##### Material for this exercise
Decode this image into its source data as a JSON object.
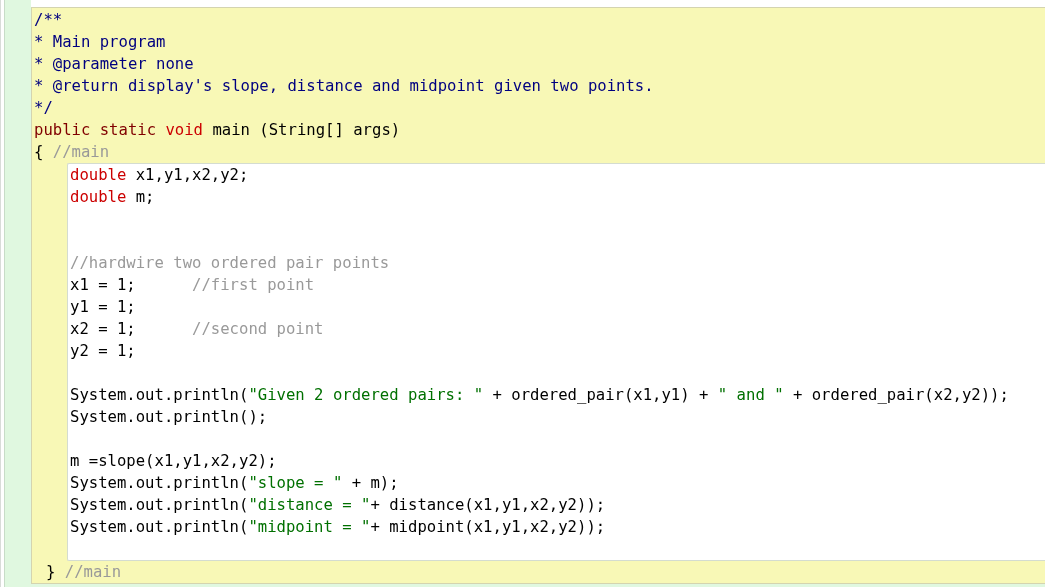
{
  "method": {
    "header": [
      {
        "kind": "code",
        "tokens": [
          {
            "kind": "javadoc",
            "text": "/**"
          }
        ]
      },
      {
        "kind": "code",
        "tokens": [
          {
            "kind": "javadoc",
            "text": "* Main program"
          }
        ]
      },
      {
        "kind": "code",
        "tokens": [
          {
            "kind": "javadoc",
            "text": "* @parameter none"
          }
        ]
      },
      {
        "kind": "code",
        "tokens": [
          {
            "kind": "javadoc",
            "text": "* @return display's slope, distance and midpoint given two points."
          }
        ]
      },
      {
        "kind": "code",
        "tokens": [
          {
            "kind": "javadoc",
            "text": "*/"
          }
        ]
      },
      {
        "kind": "code",
        "tokens": [
          {
            "kind": "modifier",
            "text": "public static "
          },
          {
            "kind": "type",
            "text": "void"
          },
          {
            "kind": "plain",
            "text": " main (String[] args)"
          }
        ]
      },
      {
        "kind": "code",
        "tokens": [
          {
            "kind": "plain",
            "text": "{ "
          },
          {
            "kind": "comment",
            "text": "//main"
          }
        ]
      }
    ],
    "body": [
      {
        "kind": "code",
        "tokens": [
          {
            "kind": "type",
            "text": "double"
          },
          {
            "kind": "plain",
            "text": " x1,y1,x2,y2;"
          }
        ]
      },
      {
        "kind": "code",
        "tokens": [
          {
            "kind": "type",
            "text": "double"
          },
          {
            "kind": "plain",
            "text": " m;"
          }
        ]
      },
      {
        "kind": "blank"
      },
      {
        "kind": "blank"
      },
      {
        "kind": "code",
        "tokens": [
          {
            "kind": "comment",
            "text": "//hardwire two ordered pair points"
          }
        ]
      },
      {
        "kind": "code",
        "tokens": [
          {
            "kind": "plain",
            "text": "x1 = 1;      "
          },
          {
            "kind": "comment",
            "text": "//first point"
          }
        ]
      },
      {
        "kind": "code",
        "tokens": [
          {
            "kind": "plain",
            "text": "y1 = 1;"
          }
        ]
      },
      {
        "kind": "code",
        "tokens": [
          {
            "kind": "plain",
            "text": "x2 = 1;      "
          },
          {
            "kind": "comment",
            "text": "//second point"
          }
        ]
      },
      {
        "kind": "code",
        "tokens": [
          {
            "kind": "plain",
            "text": "y2 = 1;"
          }
        ]
      },
      {
        "kind": "blank"
      },
      {
        "kind": "code",
        "tokens": [
          {
            "kind": "plain",
            "text": "System.out.println("
          },
          {
            "kind": "string",
            "text": "\"Given 2 ordered pairs: \""
          },
          {
            "kind": "plain",
            "text": " + ordered_pair(x1,y1) + "
          },
          {
            "kind": "string",
            "text": "\" and \""
          },
          {
            "kind": "plain",
            "text": " + ordered_pair(x2,y2));"
          }
        ]
      },
      {
        "kind": "code",
        "tokens": [
          {
            "kind": "plain",
            "text": "System.out.println();"
          }
        ]
      },
      {
        "kind": "blank"
      },
      {
        "kind": "code",
        "tokens": [
          {
            "kind": "plain",
            "text": "m =slope(x1,y1,x2,y2);"
          }
        ]
      },
      {
        "kind": "code",
        "tokens": [
          {
            "kind": "plain",
            "text": "System.out.println("
          },
          {
            "kind": "string",
            "text": "\"slope = \""
          },
          {
            "kind": "plain",
            "text": " + m);"
          }
        ]
      },
      {
        "kind": "code",
        "tokens": [
          {
            "kind": "plain",
            "text": "System.out.println("
          },
          {
            "kind": "string",
            "text": "\"distance = \""
          },
          {
            "kind": "plain",
            "text": "+ distance(x1,y1,x2,y2));"
          }
        ]
      },
      {
        "kind": "code",
        "tokens": [
          {
            "kind": "plain",
            "text": "System.out.println("
          },
          {
            "kind": "string",
            "text": "\"midpoint = \""
          },
          {
            "kind": "plain",
            "text": "+ midpoint(x1,y1,x2,y2));"
          }
        ]
      },
      {
        "kind": "blank"
      }
    ],
    "footer": [
      {
        "kind": "code",
        "tokens": [
          {
            "kind": "plain",
            "text": "} "
          },
          {
            "kind": "comment",
            "text": "//main"
          }
        ]
      }
    ]
  }
}
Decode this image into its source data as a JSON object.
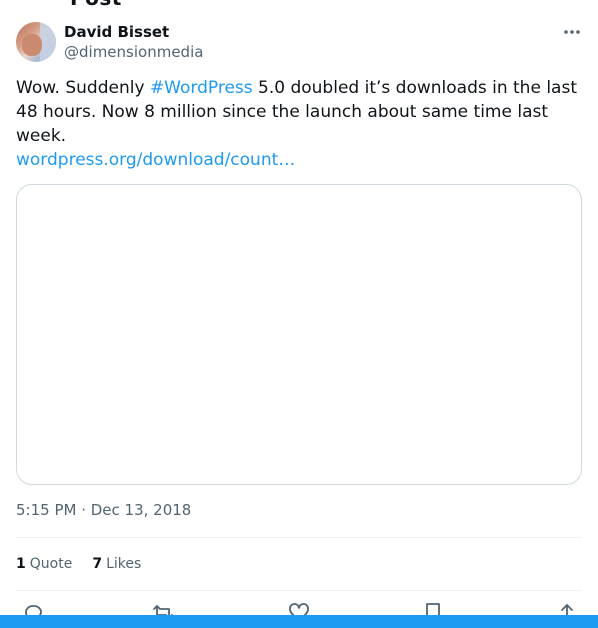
##########
--- Exercise directions ---
Exclude the pictures and repeat every other part of the records word for word.

--- Finished answer ---
Decode this image into its source data as a JSON object.
{
  "method": {
    "header": [
      {
        "kind": "code",
        "tokens": [
          {
            "kind": "javadoc",
            "text": "/**"
          }
        ]
      },
      {
        "kind": "code",
        "tokens": [
          {
            "kind": "javadoc",
            "text": "* Main program"
          }
        ]
      },
      {
        "kind": "code",
        "tokens": [
          {
            "kind": "javadoc",
            "text": "* @parameter none"
          }
        ]
      },
      {
        "kind": "code",
        "tokens": [
          {
            "kind": "javadoc",
            "text": "* @return display's slope, distance and midpoint given two points."
          }
        ]
      },
      {
        "kind": "code",
        "tokens": [
          {
            "kind": "javadoc",
            "text": "*/"
          }
        ]
      },
      {
        "kind": "code",
        "tokens": [
          {
            "kind": "modifier",
            "text": "public static "
          },
          {
            "kind": "type",
            "text": "void"
          },
          {
            "kind": "plain",
            "text": " main (String[] args)"
          }
        ]
      },
      {
        "kind": "code",
        "tokens": [
          {
            "kind": "plain",
            "text": "{ "
          },
          {
            "kind": "comment",
            "text": "//main"
          }
        ]
      }
    ],
    "body": [
      {
        "kind": "code",
        "tokens": [
          {
            "kind": "type",
            "text": "double"
          },
          {
            "kind": "plain",
            "text": " x1,y1,x2,y2;"
          }
        ]
      },
      {
        "kind": "code",
        "tokens": [
          {
            "kind": "type",
            "text": "double"
          },
          {
            "kind": "plain",
            "text": " m;"
          }
        ]
      },
      {
        "kind": "blank"
      },
      {
        "kind": "blank"
      },
      {
        "kind": "code",
        "tokens": [
          {
            "kind": "comment",
            "text": "//hardwire two ordered pair points"
          }
        ]
      },
      {
        "kind": "code",
        "tokens": [
          {
            "kind": "plain",
            "text": "x1 = 1;      "
          },
          {
            "kind": "comment",
            "text": "//first point"
          }
        ]
      },
      {
        "kind": "code",
        "tokens": [
          {
            "kind": "plain",
            "text": "y1 = 1;"
          }
        ]
      },
      {
        "kind": "code",
        "tokens": [
          {
            "kind": "plain",
            "text": "x2 = 1;      "
          },
          {
            "kind": "comment",
            "text": "//second point"
          }
        ]
      },
      {
        "kind": "code",
        "tokens": [
          {
            "kind": "plain",
            "text": "y2 = 1;"
          }
        ]
      },
      {
        "kind": "blank"
      },
      {
        "kind": "code",
        "tokens": [
          {
            "kind": "plain",
            "text": "System.out.println("
          },
          {
            "kind": "string",
            "text": "\"Given 2 ordered pairs: \""
          },
          {
            "kind": "plain",
            "text": " + ordered_pair(x1,y1) + "
          },
          {
            "kind": "string",
            "text": "\" and \""
          },
          {
            "kind": "plain",
            "text": " + ordered_pair(x2,y2));"
          }
        ]
      },
      {
        "kind": "code",
        "tokens": [
          {
            "kind": "plain",
            "text": "System.out.println();"
          }
        ]
      },
      {
        "kind": "blank"
      },
      {
        "kind": "code",
        "tokens": [
          {
            "kind": "plain",
            "text": "m =slope(x1,y1,x2,y2);"
          }
        ]
      },
      {
        "kind": "code",
        "tokens": [
          {
            "kind": "plain",
            "text": "System.out.println("
          },
          {
            "kind": "string",
            "text": "\"slope = \""
          },
          {
            "kind": "plain",
            "text": " + m);"
          }
        ]
      },
      {
        "kind": "code",
        "tokens": [
          {
            "kind": "plain",
            "text": "System.out.println("
          },
          {
            "kind": "string",
            "text": "\"distance = \""
          },
          {
            "kind": "plain",
            "text": "+ distance(x1,y1,x2,y2));"
          }
        ]
      },
      {
        "kind": "code",
        "tokens": [
          {
            "kind": "plain",
            "text": "System.out.println("
          },
          {
            "kind": "string",
            "text": "\"midpoint = \""
          },
          {
            "kind": "plain",
            "text": "+ midpoint(x1,y1,x2,y2));"
          }
        ]
      },
      {
        "kind": "blank"
      }
    ],
    "footer": [
      {
        "kind": "code",
        "tokens": [
          {
            "kind": "plain",
            "text": "} "
          },
          {
            "kind": "comment",
            "text": "//main"
          }
        ]
      }
    ]
  }
}
Decode this image into its source data as a JSON object.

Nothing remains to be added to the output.